━━━ Source records ━━━
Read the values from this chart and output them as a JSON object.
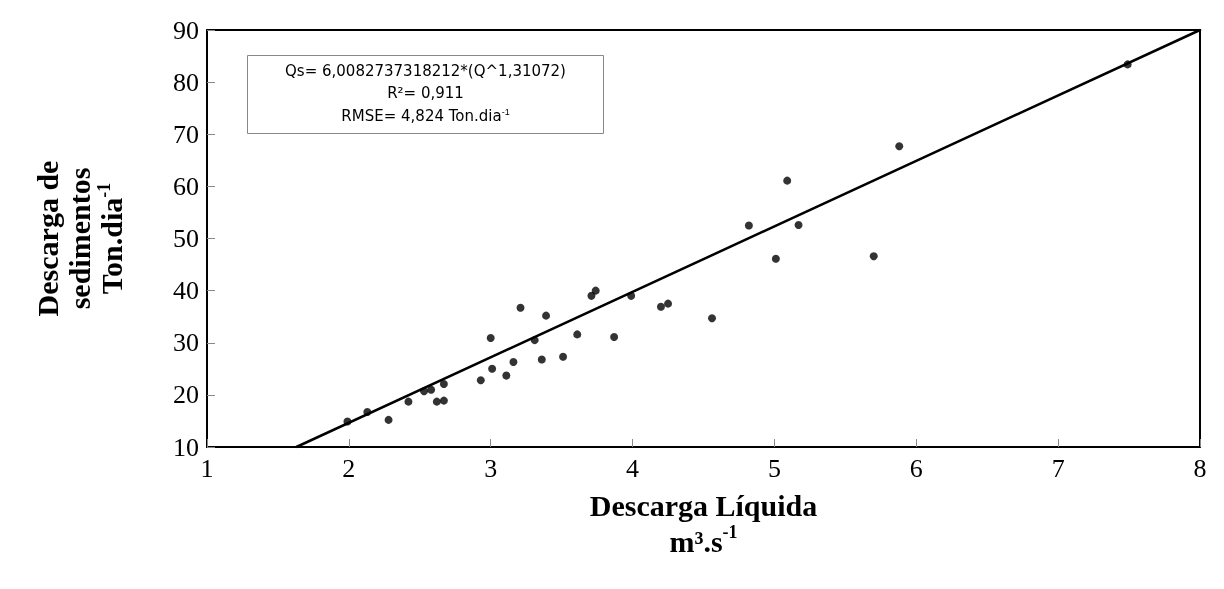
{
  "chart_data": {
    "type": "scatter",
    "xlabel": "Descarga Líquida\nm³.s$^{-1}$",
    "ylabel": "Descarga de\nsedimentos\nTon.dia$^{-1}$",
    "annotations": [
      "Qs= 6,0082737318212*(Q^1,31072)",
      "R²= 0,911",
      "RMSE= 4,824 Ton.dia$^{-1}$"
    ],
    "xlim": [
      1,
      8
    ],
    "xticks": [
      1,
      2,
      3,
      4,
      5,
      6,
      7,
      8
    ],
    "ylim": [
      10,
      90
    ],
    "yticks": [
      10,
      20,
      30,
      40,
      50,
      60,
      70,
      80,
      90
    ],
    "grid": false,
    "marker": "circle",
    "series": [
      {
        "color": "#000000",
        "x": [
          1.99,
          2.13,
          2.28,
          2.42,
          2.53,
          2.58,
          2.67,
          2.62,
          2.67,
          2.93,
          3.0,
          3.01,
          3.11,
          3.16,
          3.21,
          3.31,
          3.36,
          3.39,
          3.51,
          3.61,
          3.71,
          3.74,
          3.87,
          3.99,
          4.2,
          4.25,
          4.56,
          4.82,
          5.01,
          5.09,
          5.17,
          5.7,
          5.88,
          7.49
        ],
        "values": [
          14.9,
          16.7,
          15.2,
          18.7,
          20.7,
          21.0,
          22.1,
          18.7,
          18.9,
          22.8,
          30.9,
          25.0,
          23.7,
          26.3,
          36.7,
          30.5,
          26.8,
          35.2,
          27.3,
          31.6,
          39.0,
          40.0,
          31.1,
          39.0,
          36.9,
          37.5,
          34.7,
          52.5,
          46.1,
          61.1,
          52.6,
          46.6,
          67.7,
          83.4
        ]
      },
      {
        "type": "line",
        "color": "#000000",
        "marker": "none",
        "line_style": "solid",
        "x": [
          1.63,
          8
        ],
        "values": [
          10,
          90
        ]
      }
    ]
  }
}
━━━
Reproduce every line exactly and omit all pictures.

Read the values from this chart and output them as a JSON object.
{
  "chart_data": {
    "type": "scatter",
    "xlabel": "Descarga Líquida\nm³.s$^{-1}$",
    "ylabel": "Descarga de\nsedimentos\nTon.dia$^{-1}$",
    "annotations": [
      "Qs= 6,0082737318212*(Q^1,31072)",
      "R²= 0,911",
      "RMSE= 4,824 Ton.dia$^{-1}$"
    ],
    "xlim": [
      1,
      8
    ],
    "xticks": [
      1,
      2,
      3,
      4,
      5,
      6,
      7,
      8
    ],
    "ylim": [
      10,
      90
    ],
    "yticks": [
      10,
      20,
      30,
      40,
      50,
      60,
      70,
      80,
      90
    ],
    "grid": false,
    "marker": "circle",
    "series": [
      {
        "color": "#000000",
        "x": [
          1.99,
          2.13,
          2.28,
          2.42,
          2.53,
          2.58,
          2.67,
          2.62,
          2.67,
          2.93,
          3.0,
          3.01,
          3.11,
          3.16,
          3.21,
          3.31,
          3.36,
          3.39,
          3.51,
          3.61,
          3.71,
          3.74,
          3.87,
          3.99,
          4.2,
          4.25,
          4.56,
          4.82,
          5.01,
          5.09,
          5.17,
          5.7,
          5.88,
          7.49
        ],
        "values": [
          14.9,
          16.7,
          15.2,
          18.7,
          20.7,
          21.0,
          22.1,
          18.7,
          18.9,
          22.8,
          30.9,
          25.0,
          23.7,
          26.3,
          36.7,
          30.5,
          26.8,
          35.2,
          27.3,
          31.6,
          39.0,
          40.0,
          31.1,
          39.0,
          36.9,
          37.5,
          34.7,
          52.5,
          46.1,
          61.1,
          52.6,
          46.6,
          67.7,
          83.4
        ]
      },
      {
        "type": "line",
        "color": "#000000",
        "marker": "none",
        "line_style": "solid",
        "x": [
          1.63,
          8
        ],
        "values": [
          10,
          90
        ]
      }
    ]
  }
}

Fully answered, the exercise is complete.